[Written instruction]: Copy out each line of the material below that holds the string "structured".

— start —

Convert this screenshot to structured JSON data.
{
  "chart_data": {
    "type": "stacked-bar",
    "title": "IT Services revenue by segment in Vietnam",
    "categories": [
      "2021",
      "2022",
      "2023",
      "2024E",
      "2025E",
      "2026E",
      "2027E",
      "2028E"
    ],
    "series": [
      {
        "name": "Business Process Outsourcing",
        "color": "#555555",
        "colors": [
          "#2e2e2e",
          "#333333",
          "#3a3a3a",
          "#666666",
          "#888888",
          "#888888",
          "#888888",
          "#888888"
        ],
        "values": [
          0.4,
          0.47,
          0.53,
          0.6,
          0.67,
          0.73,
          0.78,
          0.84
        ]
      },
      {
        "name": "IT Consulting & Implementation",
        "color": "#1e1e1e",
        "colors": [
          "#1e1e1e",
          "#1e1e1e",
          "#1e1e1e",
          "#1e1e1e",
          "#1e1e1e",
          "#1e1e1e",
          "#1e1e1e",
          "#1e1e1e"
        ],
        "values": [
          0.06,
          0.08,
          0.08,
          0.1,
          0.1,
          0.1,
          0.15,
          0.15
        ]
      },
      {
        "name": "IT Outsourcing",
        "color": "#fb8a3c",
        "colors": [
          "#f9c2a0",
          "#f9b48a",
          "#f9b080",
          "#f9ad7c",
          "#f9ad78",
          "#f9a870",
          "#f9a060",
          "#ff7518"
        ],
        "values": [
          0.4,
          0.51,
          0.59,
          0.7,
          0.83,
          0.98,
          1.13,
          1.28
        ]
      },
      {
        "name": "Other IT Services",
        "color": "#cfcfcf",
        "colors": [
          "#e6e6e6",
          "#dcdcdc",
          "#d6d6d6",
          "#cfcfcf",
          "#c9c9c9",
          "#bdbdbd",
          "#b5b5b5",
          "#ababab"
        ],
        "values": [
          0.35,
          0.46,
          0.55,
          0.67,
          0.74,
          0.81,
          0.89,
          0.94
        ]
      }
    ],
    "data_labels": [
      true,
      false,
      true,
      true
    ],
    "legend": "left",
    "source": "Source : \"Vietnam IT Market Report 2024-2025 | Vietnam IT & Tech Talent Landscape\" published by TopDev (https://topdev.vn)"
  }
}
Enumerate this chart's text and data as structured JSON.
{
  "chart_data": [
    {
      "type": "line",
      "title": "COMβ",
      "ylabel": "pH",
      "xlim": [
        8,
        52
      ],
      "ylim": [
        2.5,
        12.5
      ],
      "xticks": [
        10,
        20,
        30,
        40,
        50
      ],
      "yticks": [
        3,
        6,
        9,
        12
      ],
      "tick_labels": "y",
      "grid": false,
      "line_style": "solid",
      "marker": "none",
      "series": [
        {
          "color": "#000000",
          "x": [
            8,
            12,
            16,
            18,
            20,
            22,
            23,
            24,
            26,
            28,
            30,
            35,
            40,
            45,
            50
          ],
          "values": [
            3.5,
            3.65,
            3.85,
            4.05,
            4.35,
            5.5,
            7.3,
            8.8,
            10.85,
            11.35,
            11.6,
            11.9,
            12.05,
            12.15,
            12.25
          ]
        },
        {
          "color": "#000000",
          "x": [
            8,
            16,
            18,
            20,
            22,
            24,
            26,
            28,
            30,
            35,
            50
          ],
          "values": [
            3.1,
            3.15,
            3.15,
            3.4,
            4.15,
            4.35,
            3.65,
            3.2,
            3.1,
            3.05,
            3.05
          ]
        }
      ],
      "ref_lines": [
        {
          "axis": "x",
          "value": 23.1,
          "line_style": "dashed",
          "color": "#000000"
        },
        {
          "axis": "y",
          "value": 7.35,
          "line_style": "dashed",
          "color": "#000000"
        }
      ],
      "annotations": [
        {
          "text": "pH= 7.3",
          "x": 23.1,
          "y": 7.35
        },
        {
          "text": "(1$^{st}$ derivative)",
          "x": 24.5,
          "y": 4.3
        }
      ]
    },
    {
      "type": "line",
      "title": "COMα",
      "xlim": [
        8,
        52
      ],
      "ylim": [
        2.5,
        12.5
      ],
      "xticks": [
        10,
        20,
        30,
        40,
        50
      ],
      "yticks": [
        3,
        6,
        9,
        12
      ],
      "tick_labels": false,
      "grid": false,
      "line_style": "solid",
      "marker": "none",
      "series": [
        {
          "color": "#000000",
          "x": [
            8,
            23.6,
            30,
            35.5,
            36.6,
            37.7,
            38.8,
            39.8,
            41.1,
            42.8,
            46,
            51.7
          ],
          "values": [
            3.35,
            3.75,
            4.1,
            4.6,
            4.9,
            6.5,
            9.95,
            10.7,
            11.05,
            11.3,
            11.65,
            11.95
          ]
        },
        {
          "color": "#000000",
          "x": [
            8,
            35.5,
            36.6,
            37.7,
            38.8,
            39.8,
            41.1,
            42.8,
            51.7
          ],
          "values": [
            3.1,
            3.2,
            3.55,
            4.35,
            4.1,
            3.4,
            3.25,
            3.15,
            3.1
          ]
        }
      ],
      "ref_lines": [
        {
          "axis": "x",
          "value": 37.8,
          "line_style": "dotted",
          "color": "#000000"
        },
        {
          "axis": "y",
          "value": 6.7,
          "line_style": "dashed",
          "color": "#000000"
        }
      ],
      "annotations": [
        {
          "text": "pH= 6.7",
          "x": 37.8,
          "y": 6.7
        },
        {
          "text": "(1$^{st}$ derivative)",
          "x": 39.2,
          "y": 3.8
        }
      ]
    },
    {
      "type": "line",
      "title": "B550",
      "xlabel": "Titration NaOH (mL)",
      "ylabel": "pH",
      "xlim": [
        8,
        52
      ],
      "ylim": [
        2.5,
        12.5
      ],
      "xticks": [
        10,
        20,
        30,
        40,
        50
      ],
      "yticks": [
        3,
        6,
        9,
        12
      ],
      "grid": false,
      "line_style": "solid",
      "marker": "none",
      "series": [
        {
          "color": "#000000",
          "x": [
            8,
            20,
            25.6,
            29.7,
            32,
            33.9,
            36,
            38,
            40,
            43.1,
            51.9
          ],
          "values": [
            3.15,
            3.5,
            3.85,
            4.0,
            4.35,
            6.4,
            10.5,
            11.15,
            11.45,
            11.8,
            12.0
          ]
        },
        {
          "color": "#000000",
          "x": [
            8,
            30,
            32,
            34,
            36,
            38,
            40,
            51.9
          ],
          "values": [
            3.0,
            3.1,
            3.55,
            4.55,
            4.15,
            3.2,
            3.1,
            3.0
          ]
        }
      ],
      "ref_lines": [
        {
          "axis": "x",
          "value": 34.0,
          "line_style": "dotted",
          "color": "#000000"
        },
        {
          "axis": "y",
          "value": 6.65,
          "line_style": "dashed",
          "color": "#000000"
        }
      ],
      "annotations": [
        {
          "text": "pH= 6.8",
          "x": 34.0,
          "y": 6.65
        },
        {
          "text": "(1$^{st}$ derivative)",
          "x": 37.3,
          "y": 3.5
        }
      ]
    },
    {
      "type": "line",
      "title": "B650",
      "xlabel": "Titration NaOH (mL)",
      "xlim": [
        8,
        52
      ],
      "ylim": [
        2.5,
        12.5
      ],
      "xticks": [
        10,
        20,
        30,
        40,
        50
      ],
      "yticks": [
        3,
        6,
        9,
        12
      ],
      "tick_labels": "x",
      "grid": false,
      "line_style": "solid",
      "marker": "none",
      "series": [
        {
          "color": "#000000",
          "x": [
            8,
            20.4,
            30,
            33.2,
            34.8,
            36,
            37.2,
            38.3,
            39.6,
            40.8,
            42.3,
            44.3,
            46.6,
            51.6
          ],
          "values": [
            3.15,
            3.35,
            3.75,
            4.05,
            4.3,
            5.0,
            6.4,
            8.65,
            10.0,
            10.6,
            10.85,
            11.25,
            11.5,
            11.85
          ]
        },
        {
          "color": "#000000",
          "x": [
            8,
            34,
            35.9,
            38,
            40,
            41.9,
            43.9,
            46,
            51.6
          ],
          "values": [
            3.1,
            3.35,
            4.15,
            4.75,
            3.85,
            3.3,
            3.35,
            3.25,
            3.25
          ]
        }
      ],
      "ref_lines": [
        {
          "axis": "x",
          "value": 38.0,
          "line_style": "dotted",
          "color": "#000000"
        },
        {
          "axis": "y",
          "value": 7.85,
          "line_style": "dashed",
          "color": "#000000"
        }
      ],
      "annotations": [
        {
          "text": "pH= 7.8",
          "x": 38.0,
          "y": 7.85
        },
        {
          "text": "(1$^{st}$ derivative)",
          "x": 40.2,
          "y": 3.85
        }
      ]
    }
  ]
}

— end —

[Correct answer]:
Convert this screenshot to structured JSON data.
Enumerate this chart's text and data as structured JSON.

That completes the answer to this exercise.